Objective: Repeat the listing in full, exactly as it stands.

Material for the task:
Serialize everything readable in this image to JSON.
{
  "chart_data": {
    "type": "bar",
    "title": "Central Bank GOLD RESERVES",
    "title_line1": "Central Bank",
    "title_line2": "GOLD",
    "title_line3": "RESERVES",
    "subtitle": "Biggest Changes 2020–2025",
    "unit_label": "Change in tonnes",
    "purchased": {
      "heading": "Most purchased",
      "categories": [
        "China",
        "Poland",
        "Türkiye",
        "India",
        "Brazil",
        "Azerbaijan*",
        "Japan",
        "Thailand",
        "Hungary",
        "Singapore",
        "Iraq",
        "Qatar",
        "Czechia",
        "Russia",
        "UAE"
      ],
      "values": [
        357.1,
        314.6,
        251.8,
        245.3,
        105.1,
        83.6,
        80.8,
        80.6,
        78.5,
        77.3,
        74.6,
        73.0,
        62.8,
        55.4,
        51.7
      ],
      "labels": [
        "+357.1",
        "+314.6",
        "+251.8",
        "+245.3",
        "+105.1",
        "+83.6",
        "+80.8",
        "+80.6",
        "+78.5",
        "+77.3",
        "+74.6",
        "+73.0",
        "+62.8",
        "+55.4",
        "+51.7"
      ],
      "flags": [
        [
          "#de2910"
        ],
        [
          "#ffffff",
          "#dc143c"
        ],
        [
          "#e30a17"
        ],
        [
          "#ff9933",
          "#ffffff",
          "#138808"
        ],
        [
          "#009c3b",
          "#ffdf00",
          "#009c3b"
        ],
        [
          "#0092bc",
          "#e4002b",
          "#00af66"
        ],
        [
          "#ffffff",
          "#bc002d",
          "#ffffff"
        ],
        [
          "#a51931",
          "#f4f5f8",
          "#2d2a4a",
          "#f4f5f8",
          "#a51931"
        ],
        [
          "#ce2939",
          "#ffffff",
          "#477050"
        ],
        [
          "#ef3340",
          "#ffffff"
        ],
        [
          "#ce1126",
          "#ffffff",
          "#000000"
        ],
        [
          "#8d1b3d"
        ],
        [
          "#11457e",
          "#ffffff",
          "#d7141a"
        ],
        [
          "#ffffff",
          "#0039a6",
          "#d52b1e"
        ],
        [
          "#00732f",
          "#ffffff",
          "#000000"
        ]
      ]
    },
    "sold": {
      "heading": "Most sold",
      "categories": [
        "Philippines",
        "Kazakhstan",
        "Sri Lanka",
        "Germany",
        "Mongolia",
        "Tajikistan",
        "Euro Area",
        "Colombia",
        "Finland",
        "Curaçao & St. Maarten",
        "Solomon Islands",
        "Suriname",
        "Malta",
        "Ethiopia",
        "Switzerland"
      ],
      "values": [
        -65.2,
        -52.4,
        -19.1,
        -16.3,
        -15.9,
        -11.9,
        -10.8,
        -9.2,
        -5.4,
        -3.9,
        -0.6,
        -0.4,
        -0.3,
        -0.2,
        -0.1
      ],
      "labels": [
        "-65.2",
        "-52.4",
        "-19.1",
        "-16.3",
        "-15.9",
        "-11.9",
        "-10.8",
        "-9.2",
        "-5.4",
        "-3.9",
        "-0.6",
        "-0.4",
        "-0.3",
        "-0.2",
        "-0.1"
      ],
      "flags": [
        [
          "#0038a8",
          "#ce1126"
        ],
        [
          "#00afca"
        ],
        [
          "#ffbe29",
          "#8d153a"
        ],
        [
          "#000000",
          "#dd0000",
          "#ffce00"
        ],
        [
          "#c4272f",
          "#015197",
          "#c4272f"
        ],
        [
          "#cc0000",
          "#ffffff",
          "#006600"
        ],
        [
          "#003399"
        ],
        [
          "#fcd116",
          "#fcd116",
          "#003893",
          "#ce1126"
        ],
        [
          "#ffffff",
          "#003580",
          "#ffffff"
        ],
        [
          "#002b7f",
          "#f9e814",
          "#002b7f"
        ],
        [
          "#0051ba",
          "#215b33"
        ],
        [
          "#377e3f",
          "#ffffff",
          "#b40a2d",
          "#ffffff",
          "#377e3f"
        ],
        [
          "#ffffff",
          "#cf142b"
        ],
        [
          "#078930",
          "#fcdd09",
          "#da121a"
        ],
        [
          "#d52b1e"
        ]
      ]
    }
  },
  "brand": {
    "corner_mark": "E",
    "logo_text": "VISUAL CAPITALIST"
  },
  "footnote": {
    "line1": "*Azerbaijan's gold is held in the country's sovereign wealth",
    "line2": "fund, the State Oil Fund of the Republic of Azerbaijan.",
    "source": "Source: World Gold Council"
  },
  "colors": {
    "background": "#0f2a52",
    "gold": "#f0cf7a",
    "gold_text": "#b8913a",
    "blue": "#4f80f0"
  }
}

Solution to this problem:
Serialize everything readable in this image to JSON.
{
  "chart_data": {
    "type": "bar",
    "title": "Central Bank GOLD RESERVES",
    "title_line1": "Central Bank",
    "title_line2": "GOLD",
    "title_line3": "RESERVES",
    "subtitle": "Biggest Changes 2020–2025",
    "unit_label": "Change in tonnes",
    "purchased": {
      "heading": "Most purchased",
      "categories": [
        "China",
        "Poland",
        "Türkiye",
        "India",
        "Brazil",
        "Azerbaijan*",
        "Japan",
        "Thailand",
        "Hungary",
        "Singapore",
        "Iraq",
        "Qatar",
        "Czechia",
        "Russia",
        "UAE"
      ],
      "values": [
        357.1,
        314.6,
        251.8,
        245.3,
        105.1,
        83.6,
        80.8,
        80.6,
        78.5,
        77.3,
        74.6,
        73.0,
        62.8,
        55.4,
        51.7
      ],
      "labels": [
        "+357.1",
        "+314.6",
        "+251.8",
        "+245.3",
        "+105.1",
        "+83.6",
        "+80.8",
        "+80.6",
        "+78.5",
        "+77.3",
        "+74.6",
        "+73.0",
        "+62.8",
        "+55.4",
        "+51.7"
      ],
      "flags": [
        [
          "#de2910"
        ],
        [
          "#ffffff",
          "#dc143c"
        ],
        [
          "#e30a17"
        ],
        [
          "#ff9933",
          "#ffffff",
          "#138808"
        ],
        [
          "#009c3b",
          "#ffdf00",
          "#009c3b"
        ],
        [
          "#0092bc",
          "#e4002b",
          "#00af66"
        ],
        [
          "#ffffff",
          "#bc002d",
          "#ffffff"
        ],
        [
          "#a51931",
          "#f4f5f8",
          "#2d2a4a",
          "#f4f5f8",
          "#a51931"
        ],
        [
          "#ce2939",
          "#ffffff",
          "#477050"
        ],
        [
          "#ef3340",
          "#ffffff"
        ],
        [
          "#ce1126",
          "#ffffff",
          "#000000"
        ],
        [
          "#8d1b3d"
        ],
        [
          "#11457e",
          "#ffffff",
          "#d7141a"
        ],
        [
          "#ffffff",
          "#0039a6",
          "#d52b1e"
        ],
        [
          "#00732f",
          "#ffffff",
          "#000000"
        ]
      ]
    },
    "sold": {
      "heading": "Most sold",
      "categories": [
        "Philippines",
        "Kazakhstan",
        "Sri Lanka",
        "Germany",
        "Mongolia",
        "Tajikistan",
        "Euro Area",
        "Colombia",
        "Finland",
        "Curaçao & St. Maarten",
        "Solomon Islands",
        "Suriname",
        "Malta",
        "Ethiopia",
        "Switzerland"
      ],
      "values": [
        -65.2,
        -52.4,
        -19.1,
        -16.3,
        -15.9,
        -11.9,
        -10.8,
        -9.2,
        -5.4,
        -3.9,
        -0.6,
        -0.4,
        -0.3,
        -0.2,
        -0.1
      ],
      "labels": [
        "-65.2",
        "-52.4",
        "-19.1",
        "-16.3",
        "-15.9",
        "-11.9",
        "-10.8",
        "-9.2",
        "-5.4",
        "-3.9",
        "-0.6",
        "-0.4",
        "-0.3",
        "-0.2",
        "-0.1"
      ],
      "flags": [
        [
          "#0038a8",
          "#ce1126"
        ],
        [
          "#00afca"
        ],
        [
          "#ffbe29",
          "#8d153a"
        ],
        [
          "#000000",
          "#dd0000",
          "#ffce00"
        ],
        [
          "#c4272f",
          "#015197",
          "#c4272f"
        ],
        [
          "#cc0000",
          "#ffffff",
          "#006600"
        ],
        [
          "#003399"
        ],
        [
          "#fcd116",
          "#fcd116",
          "#003893",
          "#ce1126"
        ],
        [
          "#ffffff",
          "#003580",
          "#ffffff"
        ],
        [
          "#002b7f",
          "#f9e814",
          "#002b7f"
        ],
        [
          "#0051ba",
          "#215b33"
        ],
        [
          "#377e3f",
          "#ffffff",
          "#b40a2d",
          "#ffffff",
          "#377e3f"
        ],
        [
          "#ffffff",
          "#cf142b"
        ],
        [
          "#078930",
          "#fcdd09",
          "#da121a"
        ],
        [
          "#d52b1e"
        ]
      ]
    }
  },
  "brand": {
    "corner_mark": "E",
    "logo_text": "VISUAL CAPITALIST"
  },
  "footnote": {
    "line1": "*Azerbaijan's gold is held in the country's sovereign wealth",
    "line2": "fund, the State Oil Fund of the Republic of Azerbaijan.",
    "source": "Source: World Gold Council"
  },
  "colors": {
    "background": "#0f2a52",
    "gold": "#f0cf7a",
    "gold_text": "#b8913a",
    "blue": "#4f80f0"
  }
}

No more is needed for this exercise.